Records for the exercise:
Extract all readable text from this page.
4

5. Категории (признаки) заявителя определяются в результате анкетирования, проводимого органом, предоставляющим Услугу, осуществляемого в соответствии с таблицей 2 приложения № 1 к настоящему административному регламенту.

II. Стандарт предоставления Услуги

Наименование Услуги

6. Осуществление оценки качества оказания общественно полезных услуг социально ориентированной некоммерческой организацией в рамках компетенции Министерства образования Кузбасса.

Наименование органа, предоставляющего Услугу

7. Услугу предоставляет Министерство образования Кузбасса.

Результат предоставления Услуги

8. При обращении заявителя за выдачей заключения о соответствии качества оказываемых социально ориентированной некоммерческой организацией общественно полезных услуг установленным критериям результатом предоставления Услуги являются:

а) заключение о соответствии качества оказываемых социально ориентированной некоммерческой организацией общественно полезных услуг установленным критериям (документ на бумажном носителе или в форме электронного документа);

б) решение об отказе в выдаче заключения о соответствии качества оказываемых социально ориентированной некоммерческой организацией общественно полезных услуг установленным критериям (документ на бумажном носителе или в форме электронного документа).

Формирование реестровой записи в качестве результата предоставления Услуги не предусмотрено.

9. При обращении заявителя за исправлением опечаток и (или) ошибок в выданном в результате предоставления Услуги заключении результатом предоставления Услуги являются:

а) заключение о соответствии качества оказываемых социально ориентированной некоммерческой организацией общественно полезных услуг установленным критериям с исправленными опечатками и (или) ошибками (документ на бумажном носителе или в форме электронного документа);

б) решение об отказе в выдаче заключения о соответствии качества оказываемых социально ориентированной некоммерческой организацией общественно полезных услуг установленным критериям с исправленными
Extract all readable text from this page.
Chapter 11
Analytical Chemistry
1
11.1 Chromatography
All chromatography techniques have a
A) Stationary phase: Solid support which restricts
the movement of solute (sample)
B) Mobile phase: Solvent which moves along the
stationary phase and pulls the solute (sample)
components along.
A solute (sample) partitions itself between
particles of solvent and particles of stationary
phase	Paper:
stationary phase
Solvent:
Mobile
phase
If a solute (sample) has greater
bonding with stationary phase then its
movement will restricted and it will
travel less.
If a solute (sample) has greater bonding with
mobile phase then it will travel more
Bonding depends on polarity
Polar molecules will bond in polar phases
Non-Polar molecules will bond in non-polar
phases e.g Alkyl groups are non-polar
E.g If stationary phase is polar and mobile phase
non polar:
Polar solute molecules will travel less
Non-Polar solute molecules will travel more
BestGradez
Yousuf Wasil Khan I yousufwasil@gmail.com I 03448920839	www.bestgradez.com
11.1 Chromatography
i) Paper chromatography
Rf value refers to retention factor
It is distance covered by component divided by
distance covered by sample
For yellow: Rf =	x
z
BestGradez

Exercise prompt: Give the entries again in full, exactly as they are written.

Answer to the exercise:
Extract all readable text from this page.
4

5. Категории (признаки) заявителя определяются в результате анкетирования, проводимого органом, предоставляющим Услугу, осуществляемого в соответствии с таблицей 2 приложения № 1 к настоящему административному регламенту.

II. Стандарт предоставления Услуги

Наименование Услуги

6. Осуществление оценки качества оказания общественно полезных услуг социально ориентированной некоммерческой организацией в рамках компетенции Министерства образования Кузбасса.

Наименование органа, предоставляющего Услугу

7. Услугу предоставляет Министерство образования Кузбасса.

Результат предоставления Услуги

8. При обращении заявителя за выдачей заключения о соответствии качества оказываемых социально ориентированной некоммерческой организацией общественно полезных услуг установленным критериям результатом предоставления Услуги являются:

а) заключение о соответствии качества оказываемых социально ориентированной некоммерческой организацией общественно полезных услуг установленным критериям (документ на бумажном носителе или в форме электронного документа);

б) решение об отказе в выдаче заключения о соответствии качества оказываемых социально ориентированной некоммерческой организацией общественно полезных услуг установленным критериям (документ на бумажном носителе или в форме электронного документа).

Формирование реестровой записи в качестве результата предоставления Услуги не предусмотрено.

9. При обращении заявителя за исправлением опечаток и (или) ошибок в выданном в результате предоставления Услуги заключении результатом предоставления Услуги являются:

а) заключение о соответствии качества оказываемых социально ориентированной некоммерческой организацией общественно полезных услуг установленным критериям с исправленными опечатками и (или) ошибками (документ на бумажном носителе или в форме электронного документа);

б) решение об отказе в выдаче заключения о соответствии качества оказываемых социально ориентированной некоммерческой организацией общественно полезных услуг установленным критериям с исправленными
Extract all readable text from this page.
Chapter 11
Analytical Chemistry
1
11.1 Chromatography
All chromatography techniques have a
A) Stationary phase: Solid support which restricts
the movement of solute (sample)
B) Mobile phase: Solvent which moves along the
stationary phase and pulls the solute (sample)
components along.
A solute (sample) partitions itself between
particles of solvent and particles of stationary
phase	Paper:
stationary phase
Solvent:
Mobile
phase
If a solute (sample) has greater
bonding with stationary phase then its
movement will restricted and it will
travel less.
If a solute (sample) has greater bonding with
mobile phase then it will travel more
Bonding depends on polarity
Polar molecules will bond in polar phases
Non-Polar molecules will bond in non-polar
phases e.g Alkyl groups are non-polar
E.g If stationary phase is polar and mobile phase
non polar:
Polar solute molecules will travel less
Non-Polar solute molecules will travel more
BestGradez
Yousuf Wasil Khan I yousufwasil@gmail.com I 03448920839	www.bestgradez.com
11.1 Chromatography
i) Paper chromatography
Rf value refers to retention factor
It is distance covered by component divided by
distance covered by sample
For yellow: Rf =	x
z
BestGradez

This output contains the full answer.